[Structured figure records]
****************************************
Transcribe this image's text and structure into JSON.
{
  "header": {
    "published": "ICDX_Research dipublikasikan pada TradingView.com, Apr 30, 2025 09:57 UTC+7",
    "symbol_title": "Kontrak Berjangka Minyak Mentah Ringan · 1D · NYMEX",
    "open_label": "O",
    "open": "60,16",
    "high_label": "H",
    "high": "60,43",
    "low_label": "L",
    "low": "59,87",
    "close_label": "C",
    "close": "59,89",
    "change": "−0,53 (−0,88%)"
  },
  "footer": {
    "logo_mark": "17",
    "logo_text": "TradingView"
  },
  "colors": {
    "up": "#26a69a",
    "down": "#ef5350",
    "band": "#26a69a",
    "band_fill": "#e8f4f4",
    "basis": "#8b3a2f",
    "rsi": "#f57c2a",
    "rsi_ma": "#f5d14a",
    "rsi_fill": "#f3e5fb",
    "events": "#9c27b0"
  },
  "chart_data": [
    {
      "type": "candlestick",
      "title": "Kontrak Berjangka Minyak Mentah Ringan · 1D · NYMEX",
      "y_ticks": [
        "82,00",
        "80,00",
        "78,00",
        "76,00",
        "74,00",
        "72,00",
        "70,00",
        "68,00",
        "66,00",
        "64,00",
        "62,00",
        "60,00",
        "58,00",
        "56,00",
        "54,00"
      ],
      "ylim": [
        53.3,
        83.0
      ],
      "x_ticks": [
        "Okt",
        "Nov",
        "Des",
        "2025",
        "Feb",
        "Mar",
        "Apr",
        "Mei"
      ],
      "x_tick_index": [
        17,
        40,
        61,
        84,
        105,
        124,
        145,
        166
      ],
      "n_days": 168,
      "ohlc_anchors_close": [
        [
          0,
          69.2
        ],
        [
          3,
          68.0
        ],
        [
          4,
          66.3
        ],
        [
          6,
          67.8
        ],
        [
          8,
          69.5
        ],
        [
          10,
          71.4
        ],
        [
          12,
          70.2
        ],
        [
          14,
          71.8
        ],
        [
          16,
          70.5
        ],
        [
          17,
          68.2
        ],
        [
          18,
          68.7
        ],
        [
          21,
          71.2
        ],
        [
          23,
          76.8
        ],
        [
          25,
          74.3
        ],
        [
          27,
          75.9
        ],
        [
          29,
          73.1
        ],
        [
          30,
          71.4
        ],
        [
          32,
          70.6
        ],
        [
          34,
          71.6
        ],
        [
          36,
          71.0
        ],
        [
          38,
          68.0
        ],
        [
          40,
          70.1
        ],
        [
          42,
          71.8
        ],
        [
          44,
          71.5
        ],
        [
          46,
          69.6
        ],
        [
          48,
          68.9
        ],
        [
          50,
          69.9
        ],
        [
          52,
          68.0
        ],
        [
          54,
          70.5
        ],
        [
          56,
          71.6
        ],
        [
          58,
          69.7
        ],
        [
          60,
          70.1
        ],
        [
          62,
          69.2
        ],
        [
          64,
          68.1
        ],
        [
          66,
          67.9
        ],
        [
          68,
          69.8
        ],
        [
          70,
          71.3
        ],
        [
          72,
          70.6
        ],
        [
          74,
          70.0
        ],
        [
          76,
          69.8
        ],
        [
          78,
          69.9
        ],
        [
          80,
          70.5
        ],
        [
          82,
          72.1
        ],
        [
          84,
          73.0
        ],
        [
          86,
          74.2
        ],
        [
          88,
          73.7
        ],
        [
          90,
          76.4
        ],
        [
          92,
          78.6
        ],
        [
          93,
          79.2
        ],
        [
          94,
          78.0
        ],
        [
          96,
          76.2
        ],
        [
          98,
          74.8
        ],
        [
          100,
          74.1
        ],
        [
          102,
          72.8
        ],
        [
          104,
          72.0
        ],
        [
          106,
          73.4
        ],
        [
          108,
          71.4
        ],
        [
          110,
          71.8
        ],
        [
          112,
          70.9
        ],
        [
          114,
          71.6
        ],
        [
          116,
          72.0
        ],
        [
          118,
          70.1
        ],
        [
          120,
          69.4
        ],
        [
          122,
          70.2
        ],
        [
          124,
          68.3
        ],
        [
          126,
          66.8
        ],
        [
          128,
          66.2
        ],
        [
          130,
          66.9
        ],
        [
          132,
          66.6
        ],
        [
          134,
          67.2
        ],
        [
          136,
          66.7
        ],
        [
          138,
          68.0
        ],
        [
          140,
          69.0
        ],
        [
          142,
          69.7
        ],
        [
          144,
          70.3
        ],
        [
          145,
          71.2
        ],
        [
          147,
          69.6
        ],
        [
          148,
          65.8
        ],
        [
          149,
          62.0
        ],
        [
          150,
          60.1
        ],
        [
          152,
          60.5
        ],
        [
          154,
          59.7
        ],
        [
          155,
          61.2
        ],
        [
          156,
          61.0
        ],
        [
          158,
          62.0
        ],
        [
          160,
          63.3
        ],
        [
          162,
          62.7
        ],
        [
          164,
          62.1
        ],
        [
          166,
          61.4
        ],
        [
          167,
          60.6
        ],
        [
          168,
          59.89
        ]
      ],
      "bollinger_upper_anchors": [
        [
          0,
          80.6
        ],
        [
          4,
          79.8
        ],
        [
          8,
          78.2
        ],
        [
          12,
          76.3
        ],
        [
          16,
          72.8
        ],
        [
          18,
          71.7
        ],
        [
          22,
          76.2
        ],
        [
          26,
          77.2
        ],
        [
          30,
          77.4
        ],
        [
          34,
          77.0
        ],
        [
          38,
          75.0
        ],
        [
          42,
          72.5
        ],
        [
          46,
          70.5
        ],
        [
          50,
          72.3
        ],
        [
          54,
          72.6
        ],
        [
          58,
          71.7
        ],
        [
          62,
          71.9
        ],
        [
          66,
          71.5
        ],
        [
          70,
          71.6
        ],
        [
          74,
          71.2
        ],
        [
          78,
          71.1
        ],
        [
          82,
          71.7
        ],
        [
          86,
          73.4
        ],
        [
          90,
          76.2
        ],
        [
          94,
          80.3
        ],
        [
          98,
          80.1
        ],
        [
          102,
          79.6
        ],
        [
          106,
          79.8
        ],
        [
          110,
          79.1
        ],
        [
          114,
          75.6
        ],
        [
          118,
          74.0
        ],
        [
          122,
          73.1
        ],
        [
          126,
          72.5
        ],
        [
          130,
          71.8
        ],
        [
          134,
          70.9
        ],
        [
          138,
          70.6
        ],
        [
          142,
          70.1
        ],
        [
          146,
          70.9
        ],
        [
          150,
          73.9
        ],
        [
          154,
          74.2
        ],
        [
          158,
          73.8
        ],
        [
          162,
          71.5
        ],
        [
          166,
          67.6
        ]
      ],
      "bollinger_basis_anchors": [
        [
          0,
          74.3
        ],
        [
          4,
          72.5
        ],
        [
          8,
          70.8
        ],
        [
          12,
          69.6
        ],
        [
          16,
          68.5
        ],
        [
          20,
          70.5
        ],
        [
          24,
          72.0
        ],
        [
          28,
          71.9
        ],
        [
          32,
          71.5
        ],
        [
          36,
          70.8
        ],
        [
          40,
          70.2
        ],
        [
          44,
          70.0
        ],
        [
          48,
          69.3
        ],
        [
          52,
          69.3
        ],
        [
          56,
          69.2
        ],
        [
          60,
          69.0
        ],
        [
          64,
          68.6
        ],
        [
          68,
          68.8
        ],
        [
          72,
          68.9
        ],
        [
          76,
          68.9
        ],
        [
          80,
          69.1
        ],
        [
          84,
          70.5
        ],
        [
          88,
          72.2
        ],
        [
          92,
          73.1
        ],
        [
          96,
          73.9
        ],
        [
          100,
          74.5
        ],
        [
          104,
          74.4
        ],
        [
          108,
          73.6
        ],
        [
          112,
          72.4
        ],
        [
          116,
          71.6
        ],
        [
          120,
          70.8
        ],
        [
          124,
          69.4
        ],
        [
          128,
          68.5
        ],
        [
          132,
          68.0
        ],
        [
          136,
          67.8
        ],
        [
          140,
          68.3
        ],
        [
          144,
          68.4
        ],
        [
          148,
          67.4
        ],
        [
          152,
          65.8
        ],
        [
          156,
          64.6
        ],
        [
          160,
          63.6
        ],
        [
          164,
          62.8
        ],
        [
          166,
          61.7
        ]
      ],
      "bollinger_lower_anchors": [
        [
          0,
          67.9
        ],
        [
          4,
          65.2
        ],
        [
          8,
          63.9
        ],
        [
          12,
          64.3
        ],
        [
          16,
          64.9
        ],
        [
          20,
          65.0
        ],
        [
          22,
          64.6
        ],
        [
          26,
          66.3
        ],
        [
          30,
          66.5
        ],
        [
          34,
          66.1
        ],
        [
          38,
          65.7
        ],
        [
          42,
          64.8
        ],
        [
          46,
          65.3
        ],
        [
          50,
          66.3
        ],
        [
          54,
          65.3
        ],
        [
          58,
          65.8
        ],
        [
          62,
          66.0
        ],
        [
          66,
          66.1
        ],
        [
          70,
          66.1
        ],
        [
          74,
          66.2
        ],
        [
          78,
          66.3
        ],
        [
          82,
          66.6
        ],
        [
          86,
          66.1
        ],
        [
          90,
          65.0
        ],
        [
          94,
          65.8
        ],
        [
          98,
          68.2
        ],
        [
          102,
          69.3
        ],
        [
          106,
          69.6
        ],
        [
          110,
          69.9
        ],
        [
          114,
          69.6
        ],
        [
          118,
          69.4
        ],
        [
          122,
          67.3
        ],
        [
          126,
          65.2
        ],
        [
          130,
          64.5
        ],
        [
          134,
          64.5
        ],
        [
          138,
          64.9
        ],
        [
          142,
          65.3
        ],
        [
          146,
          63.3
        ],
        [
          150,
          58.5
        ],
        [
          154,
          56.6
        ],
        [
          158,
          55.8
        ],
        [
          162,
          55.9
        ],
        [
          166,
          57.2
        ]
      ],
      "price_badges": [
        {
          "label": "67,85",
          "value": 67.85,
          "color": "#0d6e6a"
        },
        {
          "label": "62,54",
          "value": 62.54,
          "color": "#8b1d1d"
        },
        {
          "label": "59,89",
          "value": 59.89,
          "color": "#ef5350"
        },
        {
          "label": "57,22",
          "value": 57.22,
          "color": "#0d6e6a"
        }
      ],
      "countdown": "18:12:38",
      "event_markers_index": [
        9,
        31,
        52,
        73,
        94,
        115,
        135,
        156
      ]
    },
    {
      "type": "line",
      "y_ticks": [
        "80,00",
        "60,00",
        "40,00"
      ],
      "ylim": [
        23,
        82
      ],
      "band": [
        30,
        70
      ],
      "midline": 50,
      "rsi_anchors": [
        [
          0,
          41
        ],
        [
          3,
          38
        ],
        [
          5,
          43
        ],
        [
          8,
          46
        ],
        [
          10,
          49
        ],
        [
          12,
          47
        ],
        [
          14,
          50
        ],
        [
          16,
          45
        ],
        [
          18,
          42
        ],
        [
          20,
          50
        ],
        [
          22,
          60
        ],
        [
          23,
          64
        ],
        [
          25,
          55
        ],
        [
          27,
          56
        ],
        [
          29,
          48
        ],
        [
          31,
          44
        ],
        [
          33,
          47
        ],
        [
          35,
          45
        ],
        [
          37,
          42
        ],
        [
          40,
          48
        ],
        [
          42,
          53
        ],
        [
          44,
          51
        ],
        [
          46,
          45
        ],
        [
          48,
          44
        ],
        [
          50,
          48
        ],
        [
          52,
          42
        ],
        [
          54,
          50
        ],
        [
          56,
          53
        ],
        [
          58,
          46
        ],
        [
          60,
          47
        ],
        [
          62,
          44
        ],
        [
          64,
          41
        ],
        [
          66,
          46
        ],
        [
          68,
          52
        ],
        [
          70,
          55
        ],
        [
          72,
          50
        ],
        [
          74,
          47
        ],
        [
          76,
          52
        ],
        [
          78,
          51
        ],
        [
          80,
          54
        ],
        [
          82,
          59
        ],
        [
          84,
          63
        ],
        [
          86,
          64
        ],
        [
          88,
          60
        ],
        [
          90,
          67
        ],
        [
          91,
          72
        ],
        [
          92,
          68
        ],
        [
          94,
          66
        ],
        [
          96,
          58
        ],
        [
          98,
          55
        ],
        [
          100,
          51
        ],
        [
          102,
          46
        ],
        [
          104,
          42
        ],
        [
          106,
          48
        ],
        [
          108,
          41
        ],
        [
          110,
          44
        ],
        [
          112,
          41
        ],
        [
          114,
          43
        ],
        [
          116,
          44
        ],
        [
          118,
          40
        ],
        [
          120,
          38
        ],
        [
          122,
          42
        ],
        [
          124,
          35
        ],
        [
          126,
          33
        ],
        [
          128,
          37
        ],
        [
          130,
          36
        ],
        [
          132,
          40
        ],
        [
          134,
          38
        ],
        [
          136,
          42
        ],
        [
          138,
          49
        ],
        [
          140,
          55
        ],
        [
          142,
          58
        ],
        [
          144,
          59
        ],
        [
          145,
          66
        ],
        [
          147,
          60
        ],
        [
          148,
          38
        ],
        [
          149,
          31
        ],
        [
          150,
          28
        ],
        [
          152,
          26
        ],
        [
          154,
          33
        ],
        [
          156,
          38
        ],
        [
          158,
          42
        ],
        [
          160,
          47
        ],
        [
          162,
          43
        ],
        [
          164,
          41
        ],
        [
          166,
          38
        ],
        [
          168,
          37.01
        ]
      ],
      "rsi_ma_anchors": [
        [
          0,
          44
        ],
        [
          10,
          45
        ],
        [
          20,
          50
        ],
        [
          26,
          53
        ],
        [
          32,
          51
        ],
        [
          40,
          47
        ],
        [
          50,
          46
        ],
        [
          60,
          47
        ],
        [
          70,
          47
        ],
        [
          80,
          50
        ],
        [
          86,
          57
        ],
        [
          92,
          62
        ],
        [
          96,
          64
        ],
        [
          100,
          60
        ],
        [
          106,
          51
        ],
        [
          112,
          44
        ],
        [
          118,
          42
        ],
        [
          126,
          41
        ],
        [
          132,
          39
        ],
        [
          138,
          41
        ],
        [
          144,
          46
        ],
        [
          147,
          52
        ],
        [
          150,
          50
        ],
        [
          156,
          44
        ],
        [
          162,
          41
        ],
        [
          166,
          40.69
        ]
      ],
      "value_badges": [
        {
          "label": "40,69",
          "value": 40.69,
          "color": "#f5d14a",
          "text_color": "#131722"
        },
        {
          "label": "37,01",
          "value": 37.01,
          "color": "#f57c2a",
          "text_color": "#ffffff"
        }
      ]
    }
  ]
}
****************************************
Sift through the entries and copy every line with "Berjangka".

    "symbol_title": "Kontrak Berjangka Minyak Mentah Ringan · 1D · NYMEX",
      "title": "Kontrak Berjangka Minyak Mentah Ringan · 1D · NYMEX",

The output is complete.